Transcribe, exactly as they appear, only the lines from the one holding "Enumerate this chart's" through the end of the entries below.

[Start ENTRIES SUPPLIED]

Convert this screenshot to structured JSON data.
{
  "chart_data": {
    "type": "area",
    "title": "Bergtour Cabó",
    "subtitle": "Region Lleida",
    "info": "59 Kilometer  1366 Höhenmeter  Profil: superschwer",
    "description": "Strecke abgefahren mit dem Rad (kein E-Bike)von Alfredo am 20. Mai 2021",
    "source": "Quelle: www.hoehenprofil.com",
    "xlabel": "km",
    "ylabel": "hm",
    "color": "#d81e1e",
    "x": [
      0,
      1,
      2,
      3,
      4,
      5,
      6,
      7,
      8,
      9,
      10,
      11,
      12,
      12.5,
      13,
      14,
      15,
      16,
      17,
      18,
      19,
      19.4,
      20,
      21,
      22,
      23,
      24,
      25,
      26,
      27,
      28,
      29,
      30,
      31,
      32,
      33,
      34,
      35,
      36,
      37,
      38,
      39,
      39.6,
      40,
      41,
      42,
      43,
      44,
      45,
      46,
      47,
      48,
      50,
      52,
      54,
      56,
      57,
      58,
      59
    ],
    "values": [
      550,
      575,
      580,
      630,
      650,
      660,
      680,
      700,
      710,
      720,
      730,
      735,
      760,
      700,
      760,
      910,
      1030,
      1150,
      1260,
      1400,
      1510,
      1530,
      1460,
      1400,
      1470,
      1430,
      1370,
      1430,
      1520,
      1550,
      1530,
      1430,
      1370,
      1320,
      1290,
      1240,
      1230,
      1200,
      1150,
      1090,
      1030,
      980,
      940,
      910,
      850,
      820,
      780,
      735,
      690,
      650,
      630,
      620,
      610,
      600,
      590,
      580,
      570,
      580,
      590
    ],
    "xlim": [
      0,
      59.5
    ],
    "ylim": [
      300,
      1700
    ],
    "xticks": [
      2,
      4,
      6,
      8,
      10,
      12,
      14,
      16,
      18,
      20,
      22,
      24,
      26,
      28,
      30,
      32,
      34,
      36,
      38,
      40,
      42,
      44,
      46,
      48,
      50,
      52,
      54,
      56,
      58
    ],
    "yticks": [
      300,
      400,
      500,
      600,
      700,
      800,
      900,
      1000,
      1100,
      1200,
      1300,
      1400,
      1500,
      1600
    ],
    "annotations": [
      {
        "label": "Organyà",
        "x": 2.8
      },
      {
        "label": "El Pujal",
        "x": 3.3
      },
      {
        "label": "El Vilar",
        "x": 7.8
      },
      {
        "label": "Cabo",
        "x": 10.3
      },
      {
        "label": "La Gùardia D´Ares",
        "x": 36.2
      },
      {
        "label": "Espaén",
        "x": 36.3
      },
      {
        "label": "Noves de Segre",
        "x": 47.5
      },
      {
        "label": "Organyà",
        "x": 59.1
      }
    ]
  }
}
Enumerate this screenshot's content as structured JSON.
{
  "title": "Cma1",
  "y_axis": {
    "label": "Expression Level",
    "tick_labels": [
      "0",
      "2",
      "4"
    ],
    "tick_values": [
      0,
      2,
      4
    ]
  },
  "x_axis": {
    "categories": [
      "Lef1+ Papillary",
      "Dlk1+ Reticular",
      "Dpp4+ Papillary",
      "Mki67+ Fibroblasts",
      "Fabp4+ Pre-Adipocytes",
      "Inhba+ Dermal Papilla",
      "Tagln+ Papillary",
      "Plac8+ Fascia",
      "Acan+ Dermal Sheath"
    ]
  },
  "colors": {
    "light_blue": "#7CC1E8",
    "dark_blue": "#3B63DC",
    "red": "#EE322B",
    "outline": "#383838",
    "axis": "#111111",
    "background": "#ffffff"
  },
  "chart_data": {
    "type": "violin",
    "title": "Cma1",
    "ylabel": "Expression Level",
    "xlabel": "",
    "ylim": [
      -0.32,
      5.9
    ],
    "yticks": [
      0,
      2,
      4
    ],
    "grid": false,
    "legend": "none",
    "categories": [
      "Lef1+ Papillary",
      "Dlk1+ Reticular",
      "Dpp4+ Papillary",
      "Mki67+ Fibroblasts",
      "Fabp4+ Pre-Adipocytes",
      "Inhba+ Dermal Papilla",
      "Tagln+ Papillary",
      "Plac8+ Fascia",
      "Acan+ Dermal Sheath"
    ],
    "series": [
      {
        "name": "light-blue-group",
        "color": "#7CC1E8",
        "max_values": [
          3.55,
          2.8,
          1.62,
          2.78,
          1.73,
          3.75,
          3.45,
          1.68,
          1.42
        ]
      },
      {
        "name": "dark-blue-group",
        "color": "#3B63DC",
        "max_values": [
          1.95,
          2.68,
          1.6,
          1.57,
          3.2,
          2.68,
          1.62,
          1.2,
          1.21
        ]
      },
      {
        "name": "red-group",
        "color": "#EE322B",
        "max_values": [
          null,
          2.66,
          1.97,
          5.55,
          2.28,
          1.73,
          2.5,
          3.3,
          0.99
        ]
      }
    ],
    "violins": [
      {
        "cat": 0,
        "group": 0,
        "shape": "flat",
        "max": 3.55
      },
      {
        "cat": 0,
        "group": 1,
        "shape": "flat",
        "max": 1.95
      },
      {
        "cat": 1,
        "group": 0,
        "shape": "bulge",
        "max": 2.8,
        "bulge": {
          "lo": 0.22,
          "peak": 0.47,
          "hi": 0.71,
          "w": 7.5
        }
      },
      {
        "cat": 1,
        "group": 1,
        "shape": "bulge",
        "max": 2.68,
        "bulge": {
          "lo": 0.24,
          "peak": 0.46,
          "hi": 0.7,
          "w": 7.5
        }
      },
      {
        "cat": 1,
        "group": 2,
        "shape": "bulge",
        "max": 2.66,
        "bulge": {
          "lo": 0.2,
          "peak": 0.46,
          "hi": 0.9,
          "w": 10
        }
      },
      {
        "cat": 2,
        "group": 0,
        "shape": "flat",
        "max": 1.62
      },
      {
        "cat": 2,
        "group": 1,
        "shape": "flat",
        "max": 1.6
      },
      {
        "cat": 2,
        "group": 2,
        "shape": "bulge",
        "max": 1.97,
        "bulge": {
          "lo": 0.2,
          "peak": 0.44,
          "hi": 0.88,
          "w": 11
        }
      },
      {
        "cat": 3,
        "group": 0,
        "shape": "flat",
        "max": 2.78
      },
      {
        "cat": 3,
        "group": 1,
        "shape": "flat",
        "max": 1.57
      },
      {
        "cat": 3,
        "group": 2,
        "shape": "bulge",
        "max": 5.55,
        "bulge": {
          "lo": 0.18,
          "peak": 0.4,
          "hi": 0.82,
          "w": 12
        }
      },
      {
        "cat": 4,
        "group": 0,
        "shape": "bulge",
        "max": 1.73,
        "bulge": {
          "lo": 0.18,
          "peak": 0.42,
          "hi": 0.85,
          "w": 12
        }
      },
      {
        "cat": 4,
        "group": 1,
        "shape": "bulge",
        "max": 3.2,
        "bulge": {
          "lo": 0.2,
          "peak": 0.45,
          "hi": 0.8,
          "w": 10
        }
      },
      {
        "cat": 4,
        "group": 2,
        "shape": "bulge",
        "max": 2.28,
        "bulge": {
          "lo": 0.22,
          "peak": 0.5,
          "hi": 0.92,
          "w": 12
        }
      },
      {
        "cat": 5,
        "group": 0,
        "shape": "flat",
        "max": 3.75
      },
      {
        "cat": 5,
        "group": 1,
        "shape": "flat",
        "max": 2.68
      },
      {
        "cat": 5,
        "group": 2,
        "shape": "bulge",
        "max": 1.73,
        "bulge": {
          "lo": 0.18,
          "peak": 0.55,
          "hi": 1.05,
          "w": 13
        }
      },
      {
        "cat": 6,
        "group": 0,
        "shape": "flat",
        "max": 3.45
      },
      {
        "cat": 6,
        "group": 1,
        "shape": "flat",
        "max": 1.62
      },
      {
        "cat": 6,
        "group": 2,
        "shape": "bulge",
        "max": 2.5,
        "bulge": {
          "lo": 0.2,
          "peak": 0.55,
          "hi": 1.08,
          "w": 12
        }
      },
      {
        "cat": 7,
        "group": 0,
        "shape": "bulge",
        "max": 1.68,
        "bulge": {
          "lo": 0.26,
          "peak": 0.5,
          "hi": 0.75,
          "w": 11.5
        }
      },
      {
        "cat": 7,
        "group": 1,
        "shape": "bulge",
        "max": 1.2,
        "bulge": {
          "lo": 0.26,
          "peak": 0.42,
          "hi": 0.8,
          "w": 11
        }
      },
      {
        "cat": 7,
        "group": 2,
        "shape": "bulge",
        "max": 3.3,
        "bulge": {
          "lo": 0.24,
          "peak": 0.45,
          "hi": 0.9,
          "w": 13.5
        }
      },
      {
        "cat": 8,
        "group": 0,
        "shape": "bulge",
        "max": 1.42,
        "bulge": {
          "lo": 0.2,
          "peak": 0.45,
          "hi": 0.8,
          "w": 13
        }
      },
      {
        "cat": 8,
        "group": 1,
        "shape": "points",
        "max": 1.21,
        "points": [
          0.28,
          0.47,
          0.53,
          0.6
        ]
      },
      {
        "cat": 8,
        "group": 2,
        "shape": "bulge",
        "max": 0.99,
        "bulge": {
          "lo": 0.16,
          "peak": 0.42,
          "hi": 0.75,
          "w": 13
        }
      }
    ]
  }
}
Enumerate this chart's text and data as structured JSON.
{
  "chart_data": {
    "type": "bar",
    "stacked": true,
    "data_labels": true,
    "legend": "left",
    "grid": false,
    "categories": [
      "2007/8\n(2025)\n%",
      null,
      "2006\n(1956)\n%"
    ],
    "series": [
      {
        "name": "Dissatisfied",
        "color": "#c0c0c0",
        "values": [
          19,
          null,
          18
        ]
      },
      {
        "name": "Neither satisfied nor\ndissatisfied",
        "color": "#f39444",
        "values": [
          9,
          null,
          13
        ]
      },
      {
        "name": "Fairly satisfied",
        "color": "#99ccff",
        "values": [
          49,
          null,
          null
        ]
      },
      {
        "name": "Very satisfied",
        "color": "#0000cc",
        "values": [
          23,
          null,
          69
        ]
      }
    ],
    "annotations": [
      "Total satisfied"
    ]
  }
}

[End ENTRIES SUPPLIED]

* [EXERCISE ANSWER]:
Enumerate this chart's text and data as structured JSON.
{
  "chart_data": {
    "type": "bar",
    "stacked": true,
    "data_labels": true,
    "legend": "left",
    "grid": false,
    "categories": [
      "2007/8\n(2025)\n%",
      null,
      "2006\n(1956)\n%"
    ],
    "series": [
      {
        "name": "Dissatisfied",
        "color": "#c0c0c0",
        "values": [
          19,
          null,
          18
        ]
      },
      {
        "name": "Neither satisfied nor\ndissatisfied",
        "color": "#f39444",
        "values": [
          9,
          null,
          13
        ]
      },
      {
        "name": "Fairly satisfied",
        "color": "#99ccff",
        "values": [
          49,
          null,
          null
        ]
      },
      {
        "name": "Very satisfied",
        "color": "#0000cc",
        "values": [
          23,
          null,
          69
        ]
      }
    ],
    "annotations": [
      "Total satisfied"
    ]
  }
}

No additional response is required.